## Directions
Below are some records; reproduce every one of them exactly.
§ §
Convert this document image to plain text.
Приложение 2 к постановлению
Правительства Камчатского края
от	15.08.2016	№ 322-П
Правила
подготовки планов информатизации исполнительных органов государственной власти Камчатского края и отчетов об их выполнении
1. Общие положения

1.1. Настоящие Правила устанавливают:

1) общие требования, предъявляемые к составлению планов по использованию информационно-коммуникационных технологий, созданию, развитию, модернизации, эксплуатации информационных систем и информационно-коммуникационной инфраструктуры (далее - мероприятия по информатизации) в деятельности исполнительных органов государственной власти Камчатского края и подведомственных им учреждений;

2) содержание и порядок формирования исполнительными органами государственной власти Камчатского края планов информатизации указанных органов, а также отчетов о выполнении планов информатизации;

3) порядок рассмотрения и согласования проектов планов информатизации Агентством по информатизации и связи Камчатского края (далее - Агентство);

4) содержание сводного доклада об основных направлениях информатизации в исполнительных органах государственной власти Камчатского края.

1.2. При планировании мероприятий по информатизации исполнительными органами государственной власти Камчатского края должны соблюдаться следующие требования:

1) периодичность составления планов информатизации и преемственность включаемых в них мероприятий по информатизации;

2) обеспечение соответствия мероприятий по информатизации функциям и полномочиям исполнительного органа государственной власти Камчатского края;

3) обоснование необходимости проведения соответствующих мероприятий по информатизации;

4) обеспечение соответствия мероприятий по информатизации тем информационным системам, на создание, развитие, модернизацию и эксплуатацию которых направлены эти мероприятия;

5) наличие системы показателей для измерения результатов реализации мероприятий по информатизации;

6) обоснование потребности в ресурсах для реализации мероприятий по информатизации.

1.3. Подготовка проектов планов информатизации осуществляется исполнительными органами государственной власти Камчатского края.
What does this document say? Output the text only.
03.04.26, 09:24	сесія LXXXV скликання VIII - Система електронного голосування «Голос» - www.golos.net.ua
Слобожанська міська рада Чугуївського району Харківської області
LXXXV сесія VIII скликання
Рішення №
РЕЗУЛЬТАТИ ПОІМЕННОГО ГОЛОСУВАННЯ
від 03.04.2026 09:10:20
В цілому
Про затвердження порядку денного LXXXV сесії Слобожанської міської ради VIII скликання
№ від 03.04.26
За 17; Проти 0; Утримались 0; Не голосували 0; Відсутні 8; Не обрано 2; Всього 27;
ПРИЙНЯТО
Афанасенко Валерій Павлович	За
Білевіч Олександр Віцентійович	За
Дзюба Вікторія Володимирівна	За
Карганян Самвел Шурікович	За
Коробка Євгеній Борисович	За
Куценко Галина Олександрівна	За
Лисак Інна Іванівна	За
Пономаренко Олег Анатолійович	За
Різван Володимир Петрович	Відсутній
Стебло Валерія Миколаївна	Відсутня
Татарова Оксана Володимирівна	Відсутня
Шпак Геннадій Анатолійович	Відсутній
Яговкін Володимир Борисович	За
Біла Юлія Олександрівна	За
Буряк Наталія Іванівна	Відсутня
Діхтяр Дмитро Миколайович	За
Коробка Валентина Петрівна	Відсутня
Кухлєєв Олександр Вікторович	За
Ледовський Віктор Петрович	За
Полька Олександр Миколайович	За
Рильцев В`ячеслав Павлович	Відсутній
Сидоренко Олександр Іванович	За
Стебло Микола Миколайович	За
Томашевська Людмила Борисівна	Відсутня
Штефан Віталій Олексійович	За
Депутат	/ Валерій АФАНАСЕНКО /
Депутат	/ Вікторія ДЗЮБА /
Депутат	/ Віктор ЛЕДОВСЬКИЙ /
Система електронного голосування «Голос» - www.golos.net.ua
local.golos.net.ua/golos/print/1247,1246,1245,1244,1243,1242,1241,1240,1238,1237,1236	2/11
§ §
## The response
Convert this document image to plain text.
Приложение 2 к постановлению
Правительства Камчатского края
от	15.08.2016	№ 322-П
Правила
подготовки планов информатизации исполнительных органов государственной власти Камчатского края и отчетов об их выполнении
1. Общие положения

1.1. Настоящие Правила устанавливают:

1) общие требования, предъявляемые к составлению планов по использованию информационно-коммуникационных технологий, созданию, развитию, модернизации, эксплуатации информационных систем и информационно-коммуникационной инфраструктуры (далее - мероприятия по информатизации) в деятельности исполнительных органов государственной власти Камчатского края и подведомственных им учреждений;

2) содержание и порядок формирования исполнительными органами государственной власти Камчатского края планов информатизации указанных органов, а также отчетов о выполнении планов информатизации;

3) порядок рассмотрения и согласования проектов планов информатизации Агентством по информатизации и связи Камчатского края (далее - Агентство);

4) содержание сводного доклада об основных направлениях информатизации в исполнительных органах государственной власти Камчатского края.

1.2. При планировании мероприятий по информатизации исполнительными органами государственной власти Камчатского края должны соблюдаться следующие требования:

1) периодичность составления планов информатизации и преемственность включаемых в них мероприятий по информатизации;

2) обеспечение соответствия мероприятий по информатизации функциям и полномочиям исполнительного органа государственной власти Камчатского края;

3) обоснование необходимости проведения соответствующих мероприятий по информатизации;

4) обеспечение соответствия мероприятий по информатизации тем информационным системам, на создание, развитие, модернизацию и эксплуатацию которых направлены эти мероприятия;

5) наличие системы показателей для измерения результатов реализации мероприятий по информатизации;

6) обоснование потребности в ресурсах для реализации мероприятий по информатизации.

1.3. Подготовка проектов планов информатизации осуществляется исполнительными органами государственной власти Камчатского края.
What does this document say? Output the text only.
03.04.26, 09:24	сесія LXXXV скликання VIII - Система електронного голосування «Голос» - www.golos.net.ua
Слобожанська міська рада Чугуївського району Харківської області
LXXXV сесія VIII скликання
Рішення №
РЕЗУЛЬТАТИ ПОІМЕННОГО ГОЛОСУВАННЯ
від 03.04.2026 09:10:20
В цілому
Про затвердження порядку денного LXXXV сесії Слобожанської міської ради VIII скликання
№ від 03.04.26
За 17; Проти 0; Утримались 0; Не голосували 0; Відсутні 8; Не обрано 2; Всього 27;
ПРИЙНЯТО
Афанасенко Валерій Павлович	За
Білевіч Олександр Віцентійович	За
Дзюба Вікторія Володимирівна	За
Карганян Самвел Шурікович	За
Коробка Євгеній Борисович	За
Куценко Галина Олександрівна	За
Лисак Інна Іванівна	За
Пономаренко Олег Анатолійович	За
Різван Володимир Петрович	Відсутній
Стебло Валерія Миколаївна	Відсутня
Татарова Оксана Володимирівна	Відсутня
Шпак Геннадій Анатолійович	Відсутній
Яговкін Володимир Борисович	За
Біла Юлія Олександрівна	За
Буряк Наталія Іванівна	Відсутня
Діхтяр Дмитро Миколайович	За
Коробка Валентина Петрівна	Відсутня
Кухлєєв Олександр Вікторович	За
Ледовський Віктор Петрович	За
Полька Олександр Миколайович	За
Рильцев В`ячеслав Павлович	Відсутній
Сидоренко Олександр Іванович	За
Стебло Микола Миколайович	За
Томашевська Людмила Борисівна	Відсутня
Штефан Віталій Олексійович	За
Депутат	/ Валерій АФАНАСЕНКО /
Депутат	/ Вікторія ДЗЮБА /
Депутат	/ Віктор ЛЕДОВСЬКИЙ /
Система електронного голосування «Голос» - www.golos.net.ua
local.golos.net.ua/golos/print/1247,1246,1245,1244,1243,1242,1241,1240,1238,1237,1236	2/11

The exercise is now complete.